■ **Directions**
Write out each line exactly as given. Leave the pictures out of your copy.

>>>>>

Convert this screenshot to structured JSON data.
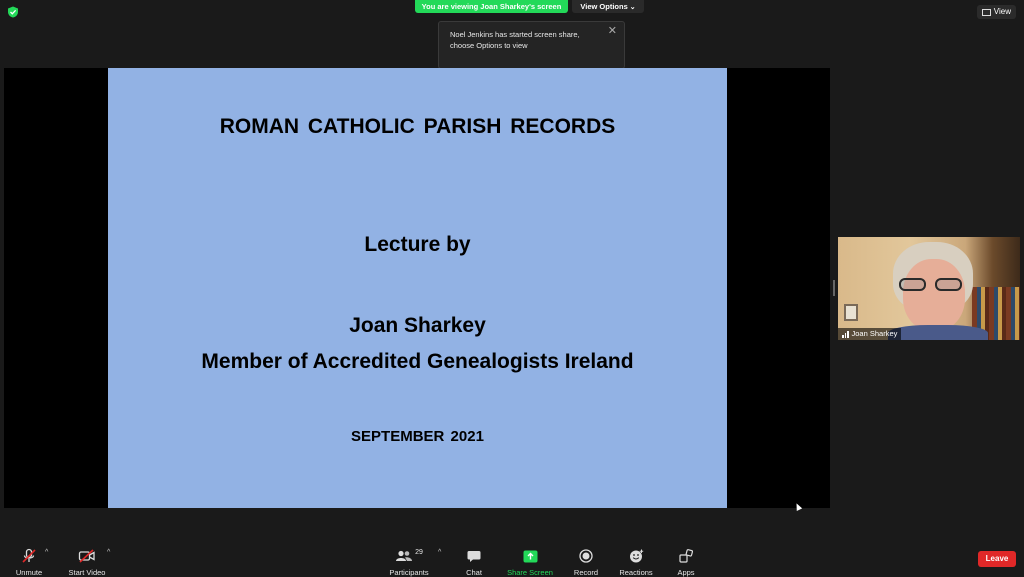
{
  "top_bar": {
    "viewing_banner": "You are viewing Joan Sharkey's screen",
    "view_options_label": "View Options",
    "view_button_label": "View"
  },
  "notification": {
    "line1": "Noel Jenkins has started screen share,",
    "line2": "choose Options to view"
  },
  "slide": {
    "title": "ROMAN  CATHOLIC  PARISH  RECORDS",
    "lecture_by": "Lecture by",
    "presenter": "Joan  Sharkey",
    "affiliation": "Member of Accredited Genealogists Ireland",
    "date": "SEPTEMBER  2021",
    "background_color": "#92b2e4"
  },
  "participant_video": {
    "name": "Joan Sharkey"
  },
  "toolbar": {
    "unmute": "Unmute",
    "start_video": "Start Video",
    "participants": "Participants",
    "participants_count": "29",
    "chat": "Chat",
    "share_screen": "Share Screen",
    "record": "Record",
    "reactions": "Reactions",
    "apps": "Apps",
    "leave": "Leave"
  },
  "colors": {
    "banner_green": "#23d959",
    "leave_red": "#e02828",
    "share_green": "#23d959"
  }
}
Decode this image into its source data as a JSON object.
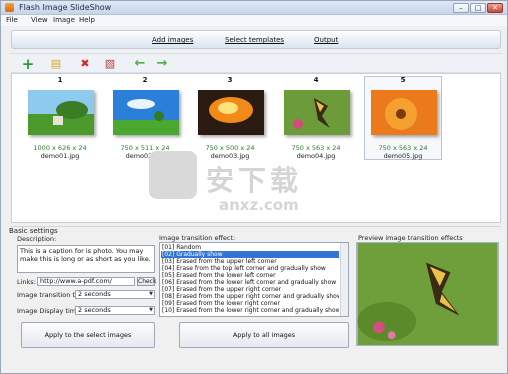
{
  "window": {
    "title": "Flash Image SlideShow",
    "min_label": "–",
    "max_label": "□",
    "close_label": "✕"
  },
  "menu": [
    "File",
    "View",
    "Image",
    "Help"
  ],
  "nav": {
    "add_images": "Add images",
    "select_templates": "Select templates",
    "output": "Output"
  },
  "toolbar": {
    "add_icon": "+",
    "folder_icon": "▤",
    "delete_icon": "✖",
    "clear_icon": "▧",
    "left_icon": "←",
    "right_icon": "→"
  },
  "thumbnails": [
    {
      "num": "1",
      "size": "1000 x 626 x 24",
      "file": "demo01.jpg"
    },
    {
      "num": "2",
      "size": "750 x 511 x 24",
      "file": "demo02.jpg"
    },
    {
      "num": "3",
      "size": "750 x 500 x 24",
      "file": "demo03.jpg"
    },
    {
      "num": "4",
      "size": "750 x 563 x 24",
      "file": "demo04.jpg"
    },
    {
      "num": "5",
      "size": "750 x 563 x 24",
      "file": "demo05.jpg"
    }
  ],
  "selected_thumbnail": "5",
  "watermark": {
    "text": "安下载",
    "sub": "anxz.com"
  },
  "basic_settings": {
    "title": "Basic settings",
    "description_label": "Description:",
    "description_value": "This is a caption for is photo. You may make this is long or as short as you like.",
    "links_label": "Links:",
    "links_value": "http://www.a-pdf.com/",
    "check_label": "Check",
    "transition_time_label": "Image transition time:",
    "transition_time_value": "2 seconds",
    "display_time_label": "Image Display time:",
    "display_time_value": "2 seconds",
    "effect_label": "Image transition effect:",
    "effects": [
      "[01] Random",
      "[02] Gradually show",
      "[03] Erased from the upper left corner",
      "[04] Erase from the top left corner and gradually show",
      "[05] Erased from the lower left corner",
      "[06] Erased from the lower left corner and gradually show",
      "[07] Erased from the upper right corner",
      "[08] Erased from the upper right corner and gradually show",
      "[09] Erased from the lower right corner",
      "[10] Erased from the lower right corner and gradually show"
    ],
    "selected_effect": "[02] Gradually show",
    "preview_label": "Preview image transition effects",
    "apply_selected": "Apply to the select images",
    "apply_all": "Apply to all images"
  },
  "colors": {
    "selection": "#3375d6",
    "size_text": "#2c7a2c"
  }
}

<<<<<

■ **Full response**
Convert this screenshot to structured JSON data.
{
  "top_bar": {
    "viewing_banner": "You are viewing Joan Sharkey's screen",
    "view_options_label": "View Options",
    "view_button_label": "View"
  },
  "notification": {
    "line1": "Noel Jenkins has started screen share,",
    "line2": "choose Options to view"
  },
  "slide": {
    "title": "ROMAN  CATHOLIC  PARISH  RECORDS",
    "lecture_by": "Lecture by",
    "presenter": "Joan  Sharkey",
    "affiliation": "Member of Accredited Genealogists Ireland",
    "date": "SEPTEMBER  2021",
    "background_color": "#92b2e4"
  },
  "participant_video": {
    "name": "Joan Sharkey"
  },
  "toolbar": {
    "unmute": "Unmute",
    "start_video": "Start Video",
    "participants": "Participants",
    "participants_count": "29",
    "chat": "Chat",
    "share_screen": "Share Screen",
    "record": "Record",
    "reactions": "Reactions",
    "apps": "Apps",
    "leave": "Leave"
  },
  "colors": {
    "banner_green": "#23d959",
    "leave_red": "#e02828",
    "share_green": "#23d959"
  }
}
Decode this image into its source data as a JSON object.
{
  "window": {
    "title": "Flash Image SlideShow",
    "min_label": "–",
    "max_label": "□",
    "close_label": "✕"
  },
  "menu": [
    "File",
    "View",
    "Image",
    "Help"
  ],
  "nav": {
    "add_images": "Add images",
    "select_templates": "Select templates",
    "output": "Output"
  },
  "toolbar": {
    "add_icon": "+",
    "folder_icon": "▤",
    "delete_icon": "✖",
    "clear_icon": "▧",
    "left_icon": "←",
    "right_icon": "→"
  },
  "thumbnails": [
    {
      "num": "1",
      "size": "1000 x 626 x 24",
      "file": "demo01.jpg"
    },
    {
      "num": "2",
      "size": "750 x 511 x 24",
      "file": "demo02.jpg"
    },
    {
      "num": "3",
      "size": "750 x 500 x 24",
      "file": "demo03.jpg"
    },
    {
      "num": "4",
      "size": "750 x 563 x 24",
      "file": "demo04.jpg"
    },
    {
      "num": "5",
      "size": "750 x 563 x 24",
      "file": "demo05.jpg"
    }
  ],
  "selected_thumbnail": "5",
  "watermark": {
    "text": "安下载",
    "sub": "anxz.com"
  },
  "basic_settings": {
    "title": "Basic settings",
    "description_label": "Description:",
    "description_value": "This is a caption for is photo. You may make this is long or as short as you like.",
    "links_label": "Links:",
    "links_value": "http://www.a-pdf.com/",
    "check_label": "Check",
    "transition_time_label": "Image transition time:",
    "transition_time_value": "2 seconds",
    "display_time_label": "Image Display time:",
    "display_time_value": "2 seconds",
    "effect_label": "Image transition effect:",
    "effects": [
      "[01] Random",
      "[02] Gradually show",
      "[03] Erased from the upper left corner",
      "[04] Erase from the top left corner and gradually show",
      "[05] Erased from the lower left corner",
      "[06] Erased from the lower left corner and gradually show",
      "[07] Erased from the upper right corner",
      "[08] Erased from the upper right corner and gradually show",
      "[09] Erased from the lower right corner",
      "[10] Erased from the lower right corner and gradually show"
    ],
    "selected_effect": "[02] Gradually show",
    "preview_label": "Preview image transition effects",
    "apply_selected": "Apply to the select images",
    "apply_all": "Apply to all images"
  },
  "colors": {
    "selection": "#3375d6",
    "size_text": "#2c7a2c"
  }
}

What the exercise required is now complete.